Task statement - Scan the material that follows. Copy every line containing the word "content".

Supplied data -
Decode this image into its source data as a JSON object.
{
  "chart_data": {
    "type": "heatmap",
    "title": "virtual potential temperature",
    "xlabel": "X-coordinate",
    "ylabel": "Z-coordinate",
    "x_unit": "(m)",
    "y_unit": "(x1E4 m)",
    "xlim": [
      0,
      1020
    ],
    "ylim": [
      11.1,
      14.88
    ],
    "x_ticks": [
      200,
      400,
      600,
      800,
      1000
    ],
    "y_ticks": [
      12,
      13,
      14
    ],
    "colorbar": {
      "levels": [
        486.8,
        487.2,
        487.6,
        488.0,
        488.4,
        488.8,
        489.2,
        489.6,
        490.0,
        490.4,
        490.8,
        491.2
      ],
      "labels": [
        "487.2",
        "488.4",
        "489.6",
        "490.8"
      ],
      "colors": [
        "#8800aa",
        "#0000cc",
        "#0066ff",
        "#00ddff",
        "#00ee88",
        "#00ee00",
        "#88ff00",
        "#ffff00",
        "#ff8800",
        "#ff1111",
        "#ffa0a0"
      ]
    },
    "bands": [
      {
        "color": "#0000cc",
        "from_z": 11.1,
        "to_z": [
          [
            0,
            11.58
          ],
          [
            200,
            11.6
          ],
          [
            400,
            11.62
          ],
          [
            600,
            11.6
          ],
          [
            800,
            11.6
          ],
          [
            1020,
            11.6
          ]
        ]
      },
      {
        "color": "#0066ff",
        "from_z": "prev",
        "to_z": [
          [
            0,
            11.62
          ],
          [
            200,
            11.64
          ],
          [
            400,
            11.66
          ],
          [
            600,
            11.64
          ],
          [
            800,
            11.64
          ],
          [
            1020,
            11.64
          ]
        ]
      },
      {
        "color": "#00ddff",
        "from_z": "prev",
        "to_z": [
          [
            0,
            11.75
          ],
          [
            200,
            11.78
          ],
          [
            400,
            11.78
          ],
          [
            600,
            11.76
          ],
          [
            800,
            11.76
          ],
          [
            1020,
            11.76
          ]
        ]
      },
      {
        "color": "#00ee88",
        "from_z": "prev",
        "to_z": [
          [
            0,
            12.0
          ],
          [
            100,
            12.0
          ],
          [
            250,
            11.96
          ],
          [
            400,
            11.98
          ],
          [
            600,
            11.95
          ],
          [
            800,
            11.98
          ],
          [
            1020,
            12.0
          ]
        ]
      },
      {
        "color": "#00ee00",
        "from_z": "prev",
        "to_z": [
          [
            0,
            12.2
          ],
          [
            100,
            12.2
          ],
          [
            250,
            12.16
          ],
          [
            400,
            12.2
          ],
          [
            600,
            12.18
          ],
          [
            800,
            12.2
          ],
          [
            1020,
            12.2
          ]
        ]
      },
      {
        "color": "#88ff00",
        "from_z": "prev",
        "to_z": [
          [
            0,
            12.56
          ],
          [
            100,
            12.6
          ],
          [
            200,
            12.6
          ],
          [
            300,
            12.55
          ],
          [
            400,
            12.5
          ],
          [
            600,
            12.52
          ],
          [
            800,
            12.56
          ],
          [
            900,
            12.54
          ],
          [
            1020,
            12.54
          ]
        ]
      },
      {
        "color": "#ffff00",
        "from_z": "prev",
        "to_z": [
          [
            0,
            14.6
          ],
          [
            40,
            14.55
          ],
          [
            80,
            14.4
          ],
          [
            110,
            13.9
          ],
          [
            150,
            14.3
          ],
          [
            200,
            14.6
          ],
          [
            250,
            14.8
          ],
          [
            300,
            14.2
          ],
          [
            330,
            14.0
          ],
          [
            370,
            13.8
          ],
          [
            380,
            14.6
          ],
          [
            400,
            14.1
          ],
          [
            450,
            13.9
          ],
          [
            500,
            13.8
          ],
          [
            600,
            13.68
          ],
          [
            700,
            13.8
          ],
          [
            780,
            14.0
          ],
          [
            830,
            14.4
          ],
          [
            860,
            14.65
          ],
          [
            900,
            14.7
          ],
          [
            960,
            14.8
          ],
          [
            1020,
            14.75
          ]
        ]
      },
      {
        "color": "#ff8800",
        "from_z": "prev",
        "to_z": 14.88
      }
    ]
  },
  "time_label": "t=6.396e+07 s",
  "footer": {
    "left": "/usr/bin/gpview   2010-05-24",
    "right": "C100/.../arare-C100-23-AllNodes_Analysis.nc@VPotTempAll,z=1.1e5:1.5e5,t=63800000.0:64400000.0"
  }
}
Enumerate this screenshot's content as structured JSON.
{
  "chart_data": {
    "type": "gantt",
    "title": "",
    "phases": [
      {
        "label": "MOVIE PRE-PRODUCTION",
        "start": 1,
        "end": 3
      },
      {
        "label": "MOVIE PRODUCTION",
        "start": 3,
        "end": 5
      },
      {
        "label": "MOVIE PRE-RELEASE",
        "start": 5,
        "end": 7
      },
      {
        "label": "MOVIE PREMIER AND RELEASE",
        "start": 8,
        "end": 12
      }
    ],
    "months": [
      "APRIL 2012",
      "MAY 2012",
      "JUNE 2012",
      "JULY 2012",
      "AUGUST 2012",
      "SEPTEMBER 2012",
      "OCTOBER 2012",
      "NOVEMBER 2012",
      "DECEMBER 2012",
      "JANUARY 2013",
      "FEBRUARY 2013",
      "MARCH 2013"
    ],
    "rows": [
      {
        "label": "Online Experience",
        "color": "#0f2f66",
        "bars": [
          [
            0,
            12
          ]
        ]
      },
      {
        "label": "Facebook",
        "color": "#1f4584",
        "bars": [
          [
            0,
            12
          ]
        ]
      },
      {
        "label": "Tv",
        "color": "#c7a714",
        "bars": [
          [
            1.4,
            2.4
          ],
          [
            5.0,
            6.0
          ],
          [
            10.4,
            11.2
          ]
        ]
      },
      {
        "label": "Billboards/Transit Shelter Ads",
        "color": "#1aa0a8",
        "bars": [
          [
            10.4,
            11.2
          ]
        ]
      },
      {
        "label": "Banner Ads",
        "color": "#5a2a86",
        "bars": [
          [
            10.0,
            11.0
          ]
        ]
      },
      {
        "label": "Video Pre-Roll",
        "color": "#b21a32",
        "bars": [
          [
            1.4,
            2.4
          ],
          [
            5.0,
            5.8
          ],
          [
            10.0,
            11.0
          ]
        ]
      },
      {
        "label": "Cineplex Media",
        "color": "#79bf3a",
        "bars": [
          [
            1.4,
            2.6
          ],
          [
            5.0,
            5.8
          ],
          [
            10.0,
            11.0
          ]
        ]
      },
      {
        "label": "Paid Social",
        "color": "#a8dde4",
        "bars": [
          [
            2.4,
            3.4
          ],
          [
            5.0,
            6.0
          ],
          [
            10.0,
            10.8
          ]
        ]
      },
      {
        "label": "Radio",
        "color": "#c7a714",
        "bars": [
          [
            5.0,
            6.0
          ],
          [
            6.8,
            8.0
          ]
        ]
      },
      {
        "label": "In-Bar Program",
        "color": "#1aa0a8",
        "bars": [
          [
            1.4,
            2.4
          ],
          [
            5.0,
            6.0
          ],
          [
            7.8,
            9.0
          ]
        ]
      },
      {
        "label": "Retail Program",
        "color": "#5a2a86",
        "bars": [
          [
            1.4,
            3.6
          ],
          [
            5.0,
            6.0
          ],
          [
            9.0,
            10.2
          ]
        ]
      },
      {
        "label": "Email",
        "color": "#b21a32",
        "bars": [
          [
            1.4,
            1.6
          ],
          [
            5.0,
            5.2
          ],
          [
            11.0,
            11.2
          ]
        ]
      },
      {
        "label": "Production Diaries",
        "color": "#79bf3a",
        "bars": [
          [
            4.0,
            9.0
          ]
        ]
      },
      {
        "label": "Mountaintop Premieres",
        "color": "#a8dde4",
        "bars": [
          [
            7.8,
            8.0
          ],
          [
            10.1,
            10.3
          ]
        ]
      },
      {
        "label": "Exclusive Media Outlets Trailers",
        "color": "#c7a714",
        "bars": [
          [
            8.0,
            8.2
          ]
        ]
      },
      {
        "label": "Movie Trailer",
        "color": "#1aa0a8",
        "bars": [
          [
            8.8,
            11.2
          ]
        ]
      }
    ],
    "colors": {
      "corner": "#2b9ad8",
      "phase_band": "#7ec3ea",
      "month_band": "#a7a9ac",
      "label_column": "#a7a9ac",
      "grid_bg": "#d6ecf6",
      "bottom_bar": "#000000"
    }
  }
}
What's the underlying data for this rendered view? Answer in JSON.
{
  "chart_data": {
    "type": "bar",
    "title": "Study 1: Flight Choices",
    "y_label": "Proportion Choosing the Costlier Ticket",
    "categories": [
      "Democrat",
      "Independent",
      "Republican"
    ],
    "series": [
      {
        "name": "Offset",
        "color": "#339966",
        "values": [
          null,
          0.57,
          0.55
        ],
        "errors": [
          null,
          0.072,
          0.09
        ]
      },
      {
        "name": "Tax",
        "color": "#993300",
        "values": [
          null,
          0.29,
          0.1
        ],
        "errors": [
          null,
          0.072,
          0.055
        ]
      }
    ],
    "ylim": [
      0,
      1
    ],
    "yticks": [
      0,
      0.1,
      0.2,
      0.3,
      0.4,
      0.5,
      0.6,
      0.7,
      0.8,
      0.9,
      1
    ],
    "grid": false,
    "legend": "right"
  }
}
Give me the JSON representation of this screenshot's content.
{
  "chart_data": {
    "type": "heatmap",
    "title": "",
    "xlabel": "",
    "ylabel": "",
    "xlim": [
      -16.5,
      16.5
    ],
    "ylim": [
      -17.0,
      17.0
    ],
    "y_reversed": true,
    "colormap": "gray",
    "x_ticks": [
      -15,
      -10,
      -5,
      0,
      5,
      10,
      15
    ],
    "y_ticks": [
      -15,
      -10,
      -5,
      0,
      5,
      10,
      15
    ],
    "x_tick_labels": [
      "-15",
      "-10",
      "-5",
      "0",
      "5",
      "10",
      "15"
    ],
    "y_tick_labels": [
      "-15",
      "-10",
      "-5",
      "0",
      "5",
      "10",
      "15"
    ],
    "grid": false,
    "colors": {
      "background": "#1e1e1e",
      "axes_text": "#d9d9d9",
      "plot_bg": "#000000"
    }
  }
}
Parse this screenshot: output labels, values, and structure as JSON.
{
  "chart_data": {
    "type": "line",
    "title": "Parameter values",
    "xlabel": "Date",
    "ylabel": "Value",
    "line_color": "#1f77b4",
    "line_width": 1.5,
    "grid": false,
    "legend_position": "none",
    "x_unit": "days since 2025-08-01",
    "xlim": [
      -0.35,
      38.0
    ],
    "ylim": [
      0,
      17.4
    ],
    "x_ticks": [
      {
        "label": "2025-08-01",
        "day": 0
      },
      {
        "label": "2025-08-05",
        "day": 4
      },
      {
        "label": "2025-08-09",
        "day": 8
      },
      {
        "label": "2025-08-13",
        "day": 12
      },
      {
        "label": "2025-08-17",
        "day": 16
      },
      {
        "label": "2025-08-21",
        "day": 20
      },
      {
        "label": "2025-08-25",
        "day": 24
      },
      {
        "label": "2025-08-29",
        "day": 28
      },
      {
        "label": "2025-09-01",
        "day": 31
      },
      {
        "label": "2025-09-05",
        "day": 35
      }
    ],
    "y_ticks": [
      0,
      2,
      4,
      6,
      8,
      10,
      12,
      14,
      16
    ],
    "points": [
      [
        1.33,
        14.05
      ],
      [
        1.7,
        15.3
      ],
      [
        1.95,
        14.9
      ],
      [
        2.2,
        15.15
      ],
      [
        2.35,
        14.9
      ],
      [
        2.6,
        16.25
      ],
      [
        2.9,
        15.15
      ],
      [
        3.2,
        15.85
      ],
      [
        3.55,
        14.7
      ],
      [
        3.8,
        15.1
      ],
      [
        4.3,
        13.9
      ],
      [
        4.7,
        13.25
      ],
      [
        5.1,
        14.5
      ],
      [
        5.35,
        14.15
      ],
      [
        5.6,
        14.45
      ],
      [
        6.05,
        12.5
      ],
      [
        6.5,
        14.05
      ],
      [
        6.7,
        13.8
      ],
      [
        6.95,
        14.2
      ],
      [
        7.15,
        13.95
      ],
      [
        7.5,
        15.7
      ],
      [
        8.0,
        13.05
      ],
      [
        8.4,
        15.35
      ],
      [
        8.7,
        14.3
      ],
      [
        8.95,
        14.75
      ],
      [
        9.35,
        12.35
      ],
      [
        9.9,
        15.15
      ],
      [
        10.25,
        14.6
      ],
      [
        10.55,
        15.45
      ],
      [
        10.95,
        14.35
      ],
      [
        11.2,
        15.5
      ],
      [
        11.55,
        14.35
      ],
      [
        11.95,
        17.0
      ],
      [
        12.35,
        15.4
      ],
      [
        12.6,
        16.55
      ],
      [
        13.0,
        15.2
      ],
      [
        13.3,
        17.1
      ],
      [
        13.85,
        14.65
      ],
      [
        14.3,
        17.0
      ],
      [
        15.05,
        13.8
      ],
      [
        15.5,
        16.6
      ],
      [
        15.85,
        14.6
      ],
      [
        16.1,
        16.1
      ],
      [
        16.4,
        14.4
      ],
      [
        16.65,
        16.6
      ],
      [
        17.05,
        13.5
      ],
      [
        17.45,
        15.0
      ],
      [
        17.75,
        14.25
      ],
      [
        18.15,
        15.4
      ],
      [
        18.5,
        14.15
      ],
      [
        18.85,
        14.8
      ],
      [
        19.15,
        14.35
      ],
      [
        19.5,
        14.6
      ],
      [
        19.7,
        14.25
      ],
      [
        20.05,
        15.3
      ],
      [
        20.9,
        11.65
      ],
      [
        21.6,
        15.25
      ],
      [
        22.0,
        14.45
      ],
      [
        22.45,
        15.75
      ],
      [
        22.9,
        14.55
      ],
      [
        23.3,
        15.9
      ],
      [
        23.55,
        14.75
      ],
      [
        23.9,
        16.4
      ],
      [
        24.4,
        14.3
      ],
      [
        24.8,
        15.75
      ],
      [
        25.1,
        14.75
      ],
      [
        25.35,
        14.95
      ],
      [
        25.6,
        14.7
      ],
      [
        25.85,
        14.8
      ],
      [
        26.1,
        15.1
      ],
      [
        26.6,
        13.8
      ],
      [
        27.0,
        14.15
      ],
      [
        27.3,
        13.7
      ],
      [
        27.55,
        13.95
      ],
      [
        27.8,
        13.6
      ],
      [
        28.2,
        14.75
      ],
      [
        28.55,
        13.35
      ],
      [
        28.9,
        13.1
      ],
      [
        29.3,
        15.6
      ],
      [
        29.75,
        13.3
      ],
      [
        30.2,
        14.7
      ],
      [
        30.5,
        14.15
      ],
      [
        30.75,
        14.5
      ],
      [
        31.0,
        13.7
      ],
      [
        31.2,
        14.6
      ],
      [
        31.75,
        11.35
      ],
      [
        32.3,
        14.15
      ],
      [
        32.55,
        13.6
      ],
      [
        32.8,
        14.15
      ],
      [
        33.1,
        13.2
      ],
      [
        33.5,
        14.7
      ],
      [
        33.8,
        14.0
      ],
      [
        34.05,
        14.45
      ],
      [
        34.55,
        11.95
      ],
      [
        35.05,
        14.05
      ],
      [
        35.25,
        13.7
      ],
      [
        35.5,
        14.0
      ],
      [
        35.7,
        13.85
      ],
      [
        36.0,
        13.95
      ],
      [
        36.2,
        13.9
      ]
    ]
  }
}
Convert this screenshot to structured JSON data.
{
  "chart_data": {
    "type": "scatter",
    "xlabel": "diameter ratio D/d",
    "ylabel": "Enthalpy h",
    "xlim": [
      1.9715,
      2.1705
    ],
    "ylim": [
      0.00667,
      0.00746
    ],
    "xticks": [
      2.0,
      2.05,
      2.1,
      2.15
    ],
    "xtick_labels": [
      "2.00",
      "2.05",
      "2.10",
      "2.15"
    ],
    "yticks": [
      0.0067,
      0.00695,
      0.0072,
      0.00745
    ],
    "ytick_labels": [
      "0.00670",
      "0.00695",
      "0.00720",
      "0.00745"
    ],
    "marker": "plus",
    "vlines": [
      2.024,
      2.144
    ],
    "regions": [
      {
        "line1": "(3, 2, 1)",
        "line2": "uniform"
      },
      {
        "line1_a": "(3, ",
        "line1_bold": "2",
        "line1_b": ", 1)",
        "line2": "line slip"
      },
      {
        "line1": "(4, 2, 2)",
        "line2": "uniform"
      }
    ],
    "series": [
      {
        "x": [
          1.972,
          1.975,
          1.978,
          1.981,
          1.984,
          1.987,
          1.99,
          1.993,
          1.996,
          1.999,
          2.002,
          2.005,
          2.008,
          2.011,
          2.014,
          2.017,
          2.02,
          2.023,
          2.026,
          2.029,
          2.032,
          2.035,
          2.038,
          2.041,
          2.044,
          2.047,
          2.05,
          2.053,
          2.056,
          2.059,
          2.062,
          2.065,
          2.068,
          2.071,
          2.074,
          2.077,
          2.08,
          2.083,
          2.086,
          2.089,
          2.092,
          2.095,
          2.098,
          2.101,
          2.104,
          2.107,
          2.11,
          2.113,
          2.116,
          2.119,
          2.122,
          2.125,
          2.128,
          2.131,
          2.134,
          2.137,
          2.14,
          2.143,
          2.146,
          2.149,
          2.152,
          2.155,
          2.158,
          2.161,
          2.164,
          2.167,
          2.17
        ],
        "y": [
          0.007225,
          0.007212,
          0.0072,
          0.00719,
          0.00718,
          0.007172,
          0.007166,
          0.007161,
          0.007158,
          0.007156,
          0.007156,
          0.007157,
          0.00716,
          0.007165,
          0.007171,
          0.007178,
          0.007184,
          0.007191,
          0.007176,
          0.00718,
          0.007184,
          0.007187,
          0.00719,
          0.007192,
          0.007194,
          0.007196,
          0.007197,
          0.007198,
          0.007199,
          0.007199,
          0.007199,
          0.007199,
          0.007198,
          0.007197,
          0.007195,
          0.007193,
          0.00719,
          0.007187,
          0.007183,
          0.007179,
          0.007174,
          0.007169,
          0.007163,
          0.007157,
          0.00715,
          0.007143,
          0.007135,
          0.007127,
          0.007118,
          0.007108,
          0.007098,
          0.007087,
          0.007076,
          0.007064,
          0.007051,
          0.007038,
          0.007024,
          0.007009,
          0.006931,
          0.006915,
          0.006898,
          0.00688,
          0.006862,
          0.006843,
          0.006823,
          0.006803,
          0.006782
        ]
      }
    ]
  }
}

Written response -
Enumerate this screenshot's content as structured JSON.
Give me the JSON representation of this screenshot's content.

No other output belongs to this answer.